>> Begin Data entries

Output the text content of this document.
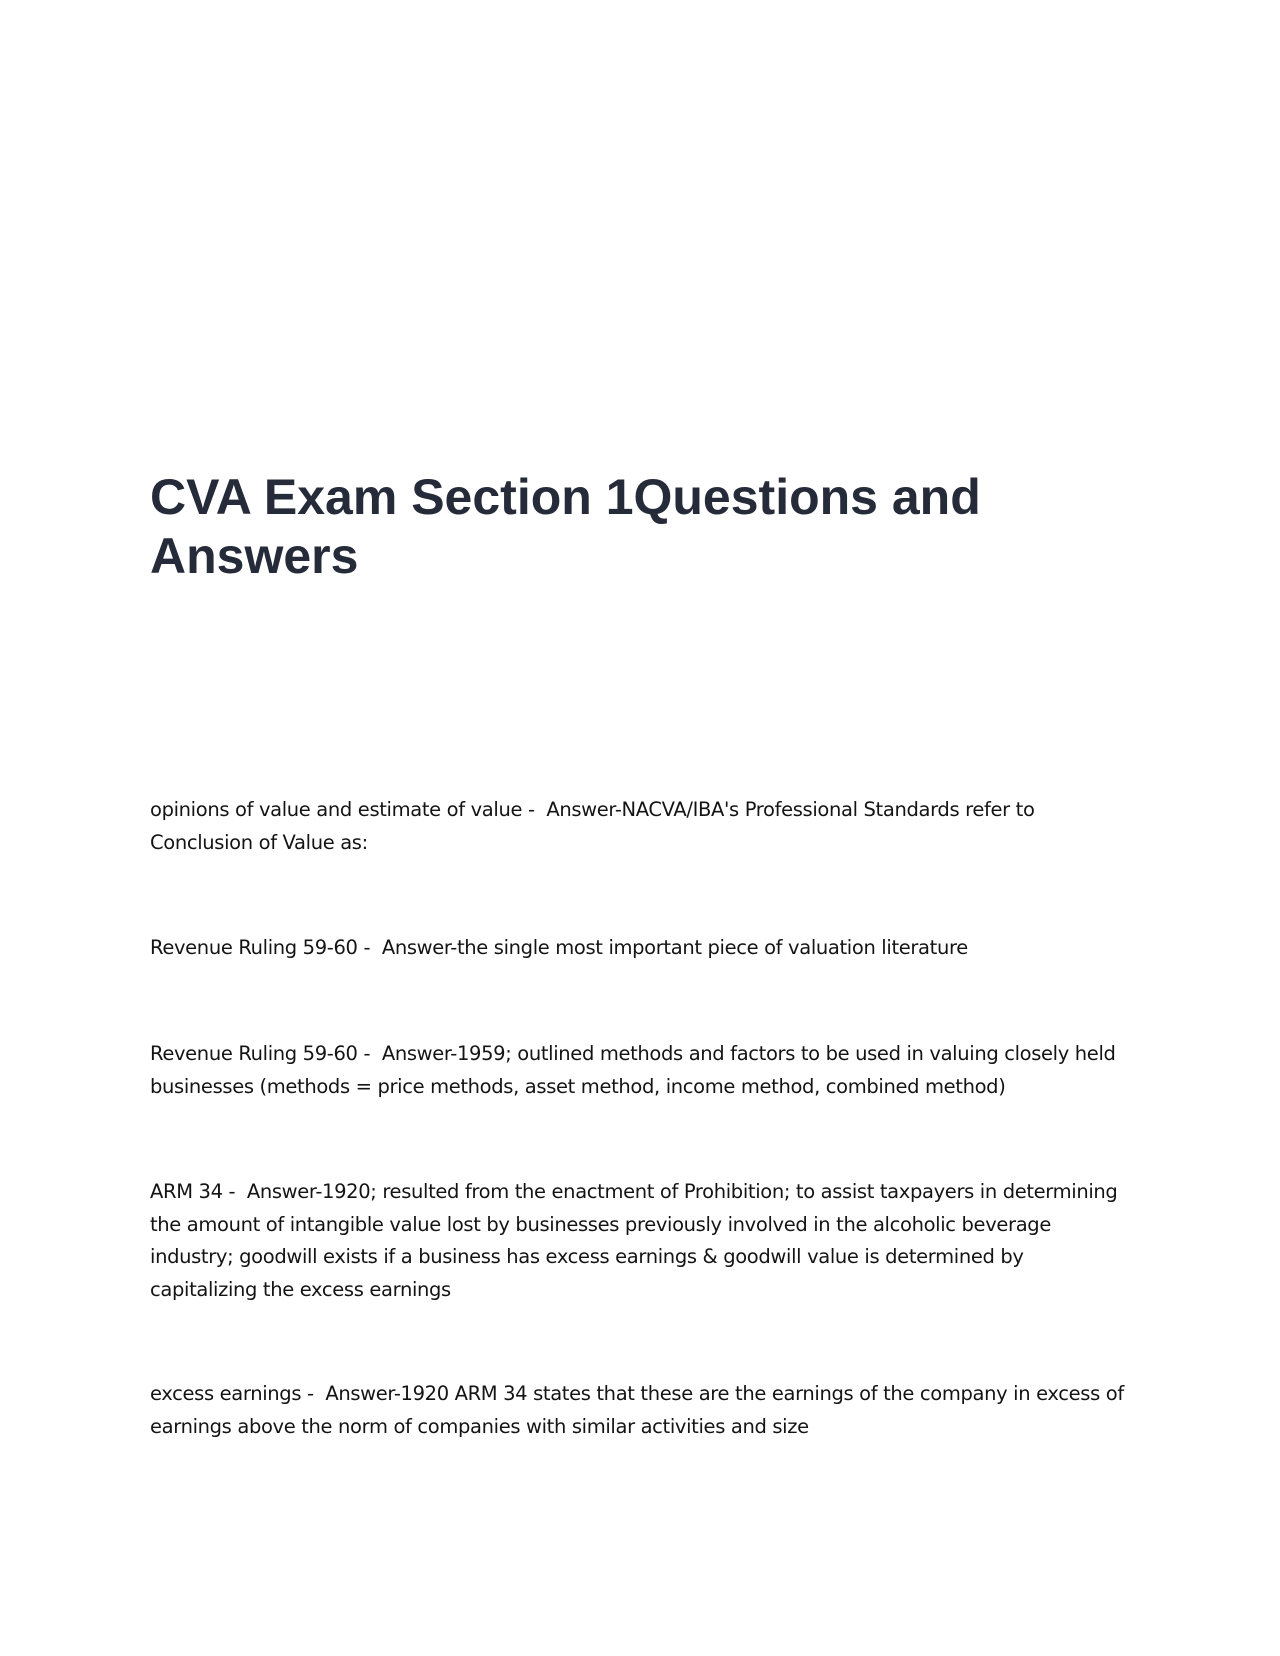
CVA Exam Section 1Questions and Answers

opinions of value and estimate of value -  Answer-NACVA/IBA's Professional Standards refer to Conclusion of Value as:

Revenue Ruling 59-60 -  Answer-the single most important piece of valuation literature

Revenue Ruling 59-60 -  Answer-1959; outlined methods and factors to be used in valuing closely held businesses (methods = price methods, asset method, income method, combined method)

ARM 34 -  Answer-1920; resulted from the enactment of Prohibition; to assist taxpayers in determining the amount of intangible value lost by businesses previously involved in the alcoholic beverage industry; goodwill exists if a business has excess earnings & goodwill value is determined by capitalizing the excess earnings

excess earnings -  Answer-1920 ARM 34 states that these are the earnings of the company in excess of earnings above the norm of companies with similar activities and size
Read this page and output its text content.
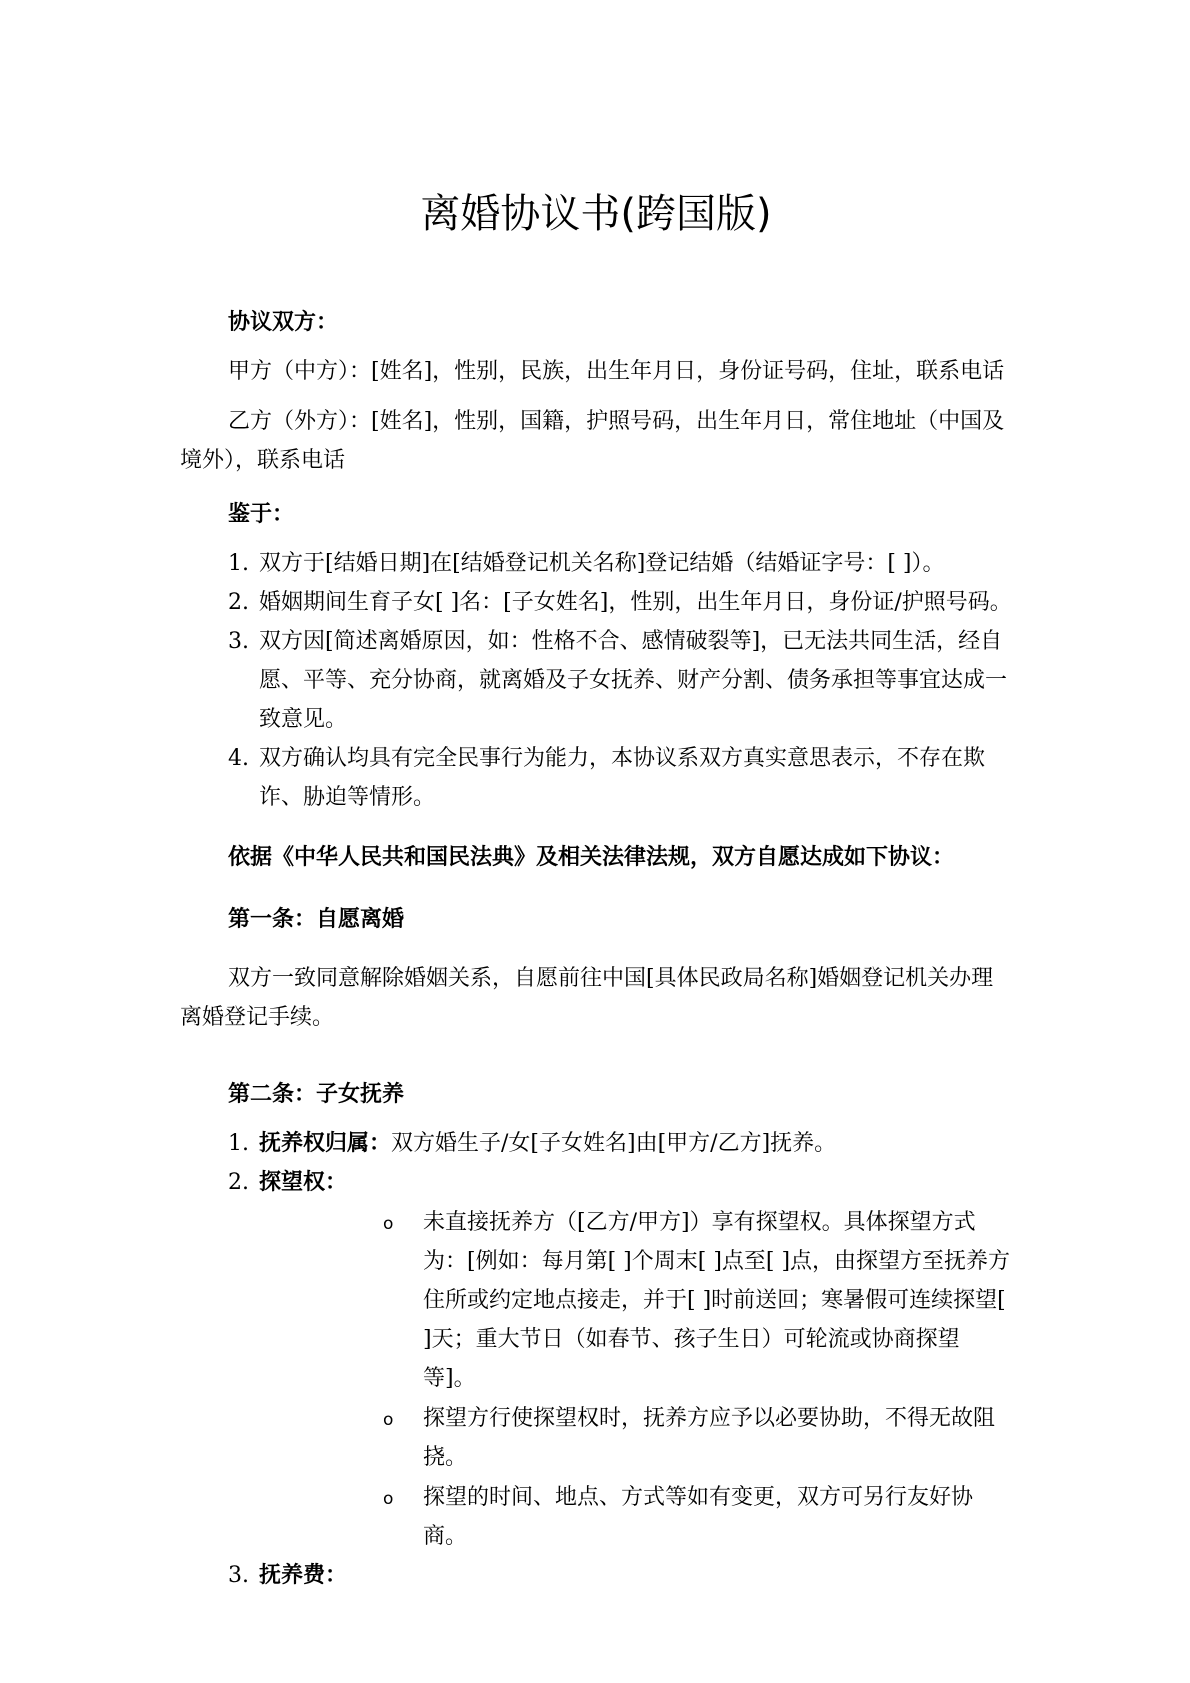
离婚协议书(跨国版)

协议双方：

甲方（中方）：[姓名]，性别，民族，出生年月日，身份证号码，住址，联系电话

乙方（外方）：[姓名]，性别，国籍，护照号码，出生年月日，常住地址（中国及境外），联系电话

鉴于：

1. 双方于[结婚日期]在[结婚登记机关名称]登记结婚（结婚证字号：[ ]）。
2. 婚姻期间生育子女[ ]名：[子女姓名]，性别，出生年月日，身份证/护照号码。
3. 双方因[简述离婚原因，如：性格不合、感情破裂等]，已无法共同生活，经自愿、平等、充分协商，就离婚及子女抚养、财产分割、债务承担等事宜达成一致意见。
4. 双方确认均具有完全民事行为能力，本协议系双方真实意思表示，不存在欺诈、胁迫等情形。

依据《中华人民共和国民法典》及相关法律法规，双方自愿达成如下协议：

第一条：自愿离婚

双方一致同意解除婚姻关系，自愿前往中国[具体民政局名称]婚姻登记机关办理离婚登记手续。

第二条：子女抚养

1. 抚养权归属：双方婚生子/女[子女姓名]由[甲方/乙方]抚养。
2. 探望权：
o 未直接抚养方（[乙方/甲方]）享有探望权。具体探望方式为：[例如：每月第[ ]个周末[ ]点至[ ]点，由探望方至抚养方住所或约定地点接走，并于[ ]时前送回；寒暑假可连续探望[ ]天；重大节日（如春节、孩子生日）可轮流或协商探望等]。
o 探望方行使探望权时，抚养方应予以必要协助，不得无故阻挠。
o 探望的时间、地点、方式等如有变更，双方可另行友好协商。
3. 抚养费：
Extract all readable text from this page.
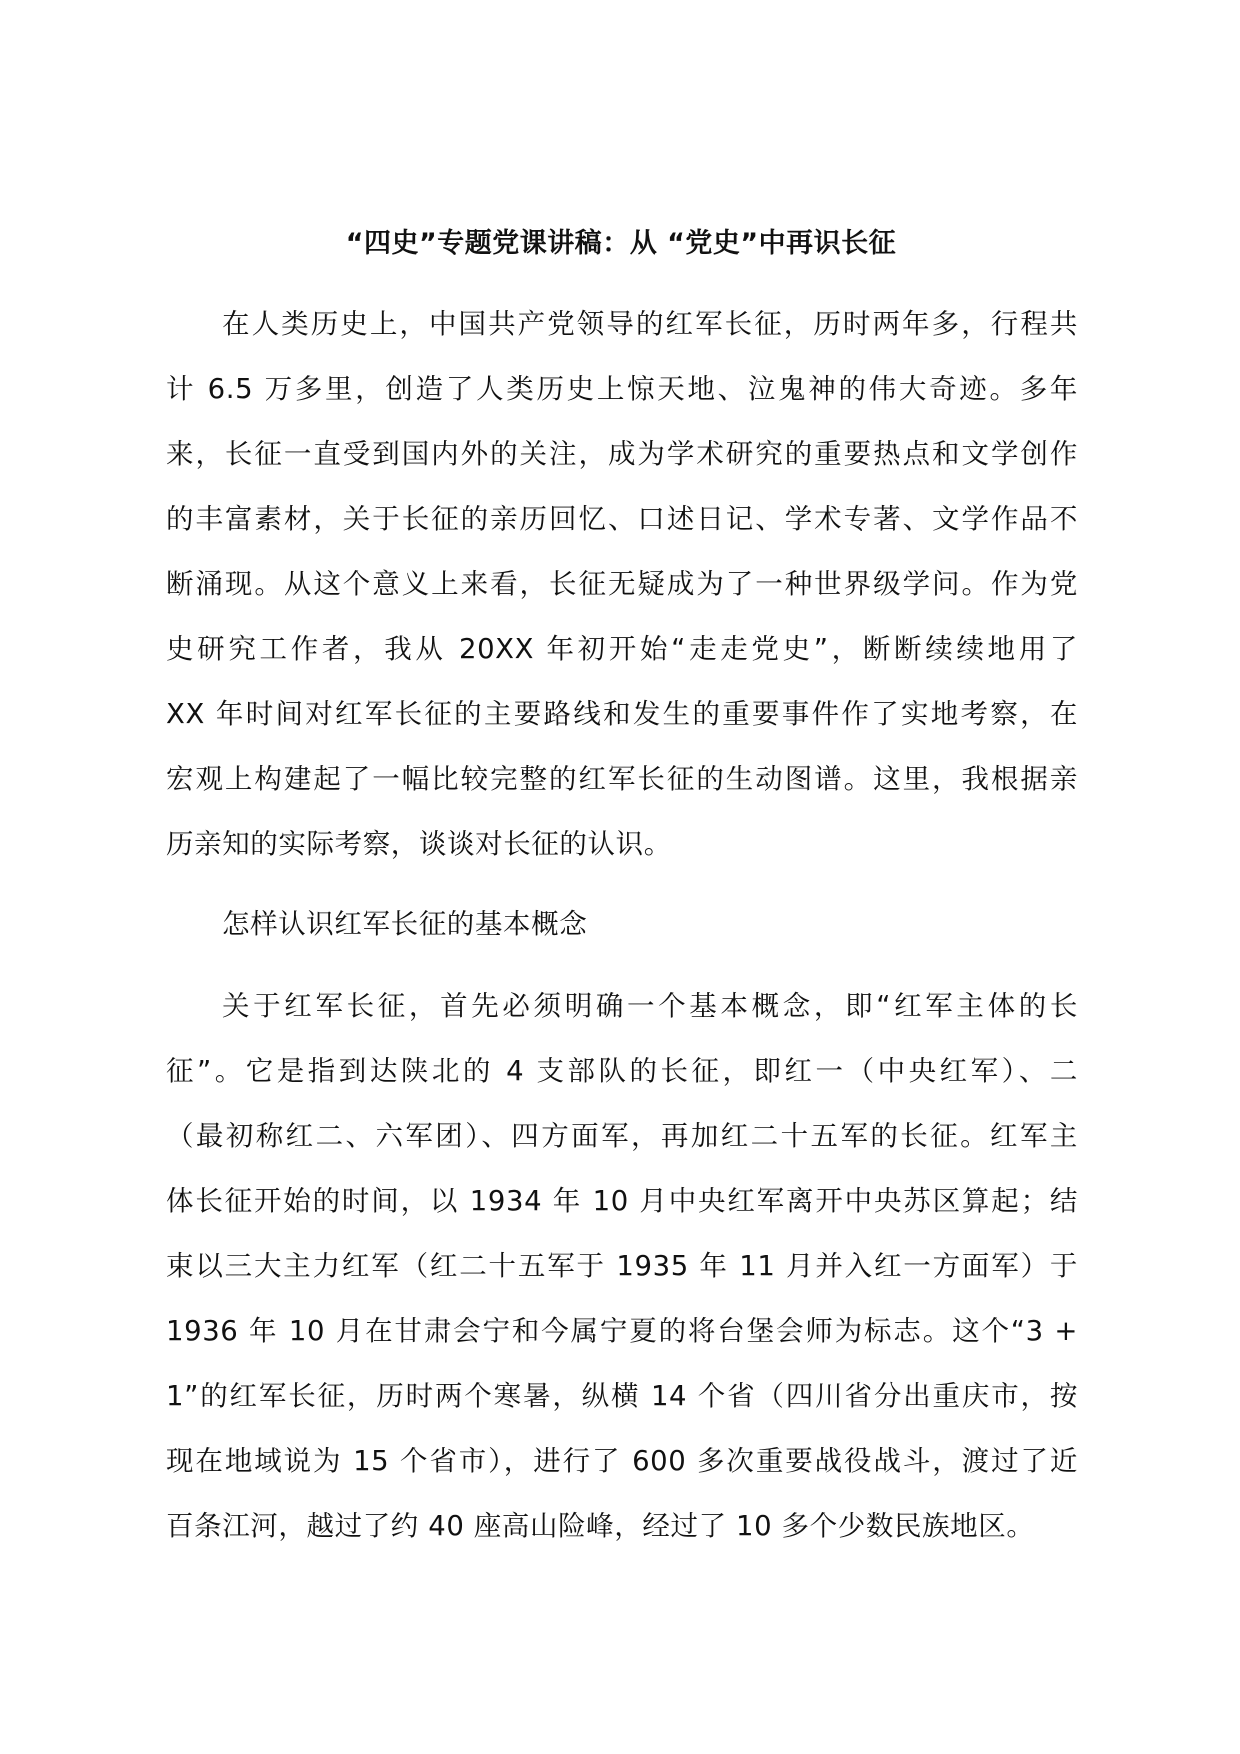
“四史”专题党课讲稿：从 “党史”中再识长征
在人类历史上，中国共产党领导的红军长征，历时两年多，行程共
计 6.5 万多里，创造了人类历史上惊天地、泣鬼神的伟大奇迹。多年
来，长征一直受到国内外的关注，成为学术研究的重要热点和文学创作
的丰富素材，关于长征的亲历回忆、口述日记、学术专著、文学作品不
断涌现。从这个意义上来看，长征无疑成为了一种世界级学问。作为党
史研究工作者，我从 20XX 年初开始“走走党史”，断断续续地用了
XX 年时间对红军长征的主要路线和发生的重要事件作了实地考察，在
宏观上构建起了一幅比较完整的红军长征的生动图谱。这里，我根据亲
历亲知的实际考察，谈谈对长征的认识。
怎样认识红军长征的基本概念
关于红军长征，首先必须明确一个基本概念，即“红军主体的长
征”。它是指到达陕北的 4 支部队的长征，即红一（中央红军）、二
（最初称红二、六军团）、四方面军，再加红二十五军的长征。红军主
体长征开始的时间，以 1934 年 10 月中央红军离开中央苏区算起；结
束以三大主力红军（红二十五军于 1935 年 11 月并入红一方面军）于
1936 年 10 月在甘肃会宁和今属宁夏的将台堡会师为标志。这个“3 +
1”的红军长征，历时两个寒暑，纵横 14 个省（四川省分出重庆市，按
现在地域说为 15 个省市），进行了 600 多次重要战役战斗，渡过了近
百条江河，越过了约 40 座高山险峰，经过了 10 多个少数民族地区。
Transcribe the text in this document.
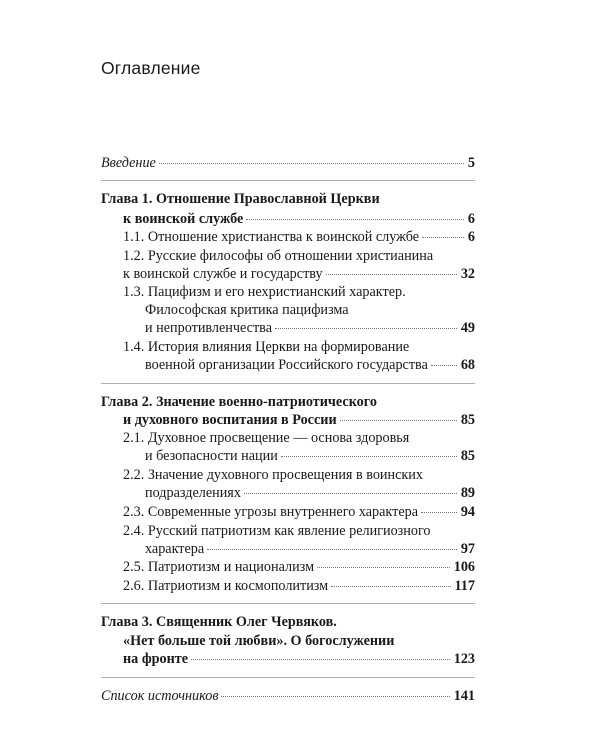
Оглавление
Введение	5
Глава 1. Отношение Православной Церкви
к воинской службе	6
1.1. Отношение христианства к воинской службе	6
1.2. Русские философы об отношении христианина
к воинской службе и государству	32
1.3. Пацифизм и его нехристианский характер.
Философская критика пацифизма
и непротивленчества	49
1.4. История влияния Церкви на формирование
военной организации Российского государства 68
Глава 2. Значение военно-патриотического
и духовного воспитания в России	85
2.1. Духовное просвещение — основа здоровья
и безопасности нации	85
2.2. Значение духовного просвещения в воинских
подразделениях	89
2.3. Современные угрозы внутреннего характера	94
2.4. Русский патриотизм как явление религиозного
характера	97
2.5. Патриотизм и национализм	106
2.6. Патриотизм и космополитизм	117
Глава 3. Священник Олег Червяков.
«Нет больше той любви». О богослужении
на фронте	123
Список источников	141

>> End Data entries

[Exercise aim]:
Pictures stay out; repeat all the rest of the records exactly.

[Solution for this task]:
Output the text content of this document.
CVA Exam Section 1Questions and Answers

opinions of value and estimate of value -  Answer-NACVA/IBA's Professional Standards refer to Conclusion of Value as:

Revenue Ruling 59-60 -  Answer-the single most important piece of valuation literature

Revenue Ruling 59-60 -  Answer-1959; outlined methods and factors to be used in valuing closely held businesses (methods = price methods, asset method, income method, combined method)

ARM 34 -  Answer-1920; resulted from the enactment of Prohibition; to assist taxpayers in determining the amount of intangible value lost by businesses previously involved in the alcoholic beverage industry; goodwill exists if a business has excess earnings & goodwill value is determined by capitalizing the excess earnings

excess earnings -  Answer-1920 ARM 34 states that these are the earnings of the company in excess of earnings above the norm of companies with similar activities and size
Read this page and output its text content.
离婚协议书(跨国版)

协议双方：

甲方（中方）：[姓名]，性别，民族，出生年月日，身份证号码，住址，联系电话

乙方（外方）：[姓名]，性别，国籍，护照号码，出生年月日，常住地址（中国及境外），联系电话

鉴于：

1. 双方于[结婚日期]在[结婚登记机关名称]登记结婚（结婚证字号：[ ]）。
2. 婚姻期间生育子女[ ]名：[子女姓名]，性别，出生年月日，身份证/护照号码。
3. 双方因[简述离婚原因，如：性格不合、感情破裂等]，已无法共同生活，经自愿、平等、充分协商，就离婚及子女抚养、财产分割、债务承担等事宜达成一致意见。
4. 双方确认均具有完全民事行为能力，本协议系双方真实意思表示，不存在欺诈、胁迫等情形。

依据《中华人民共和国民法典》及相关法律法规，双方自愿达成如下协议：

第一条：自愿离婚

双方一致同意解除婚姻关系，自愿前往中国[具体民政局名称]婚姻登记机关办理离婚登记手续。

第二条：子女抚养

1. 抚养权归属：双方婚生子/女[子女姓名]由[甲方/乙方]抚养。
2. 探望权：
o 未直接抚养方（[乙方/甲方]）享有探望权。具体探望方式为：[例如：每月第[ ]个周末[ ]点至[ ]点，由探望方至抚养方住所或约定地点接走，并于[ ]时前送回；寒暑假可连续探望[ ]天；重大节日（如春节、孩子生日）可轮流或协商探望等]。
o 探望方行使探望权时，抚养方应予以必要协助，不得无故阻挠。
o 探望的时间、地点、方式等如有变更，双方可另行友好协商。
3. 抚养费：
Extract all readable text from this page.
“四史”专题党课讲稿：从 “党史”中再识长征
在人类历史上，中国共产党领导的红军长征，历时两年多，行程共
计 6.5 万多里，创造了人类历史上惊天地、泣鬼神的伟大奇迹。多年
来，长征一直受到国内外的关注，成为学术研究的重要热点和文学创作
的丰富素材，关于长征的亲历回忆、口述日记、学术专著、文学作品不
断涌现。从这个意义上来看，长征无疑成为了一种世界级学问。作为党
史研究工作者，我从 20XX 年初开始“走走党史”，断断续续地用了
XX 年时间对红军长征的主要路线和发生的重要事件作了实地考察，在
宏观上构建起了一幅比较完整的红军长征的生动图谱。这里，我根据亲
历亲知的实际考察，谈谈对长征的认识。
怎样认识红军长征的基本概念
关于红军长征，首先必须明确一个基本概念，即“红军主体的长
征”。它是指到达陕北的 4 支部队的长征，即红一（中央红军）、二
（最初称红二、六军团）、四方面军，再加红二十五军的长征。红军主
体长征开始的时间，以 1934 年 10 月中央红军离开中央苏区算起；结
束以三大主力红军（红二十五军于 1935 年 11 月并入红一方面军）于
1936 年 10 月在甘肃会宁和今属宁夏的将台堡会师为标志。这个“3 +
1”的红军长征，历时两个寒暑，纵横 14 个省（四川省分出重庆市，按
现在地域说为 15 个省市），进行了 600 多次重要战役战斗，渡过了近
百条江河，越过了约 40 座高山险峰，经过了 10 多个少数民族地区。
Transcribe the text in this document.
Оглавление
Введение	5
Глава 1. Отношение Православной Церкви
к воинской службе	6
1.1. Отношение христианства к воинской службе	6
1.2. Русские философы об отношении христианина
к воинской службе и государству	32
1.3. Пацифизм и его нехристианский характер.
Философская критика пацифизма
и непротивленчества	49
1.4. История влияния Церкви на формирование
военной организации Российского государства 68
Глава 2. Значение военно-патриотического
и духовного воспитания в России	85
2.1. Духовное просвещение — основа здоровья
и безопасности нации	85
2.2. Значение духовного просвещения в воинских
подразделениях	89
2.3. Современные угрозы внутреннего характера	94
2.4. Русский патриотизм как явление религиозного
характера	97
2.5. Патриотизм и национализм	106
2.6. Патриотизм и космополитизм	117
Глава 3. Священник Олег Червяков.
«Нет больше той любви». О богослужении
на фронте	123
Список источников	141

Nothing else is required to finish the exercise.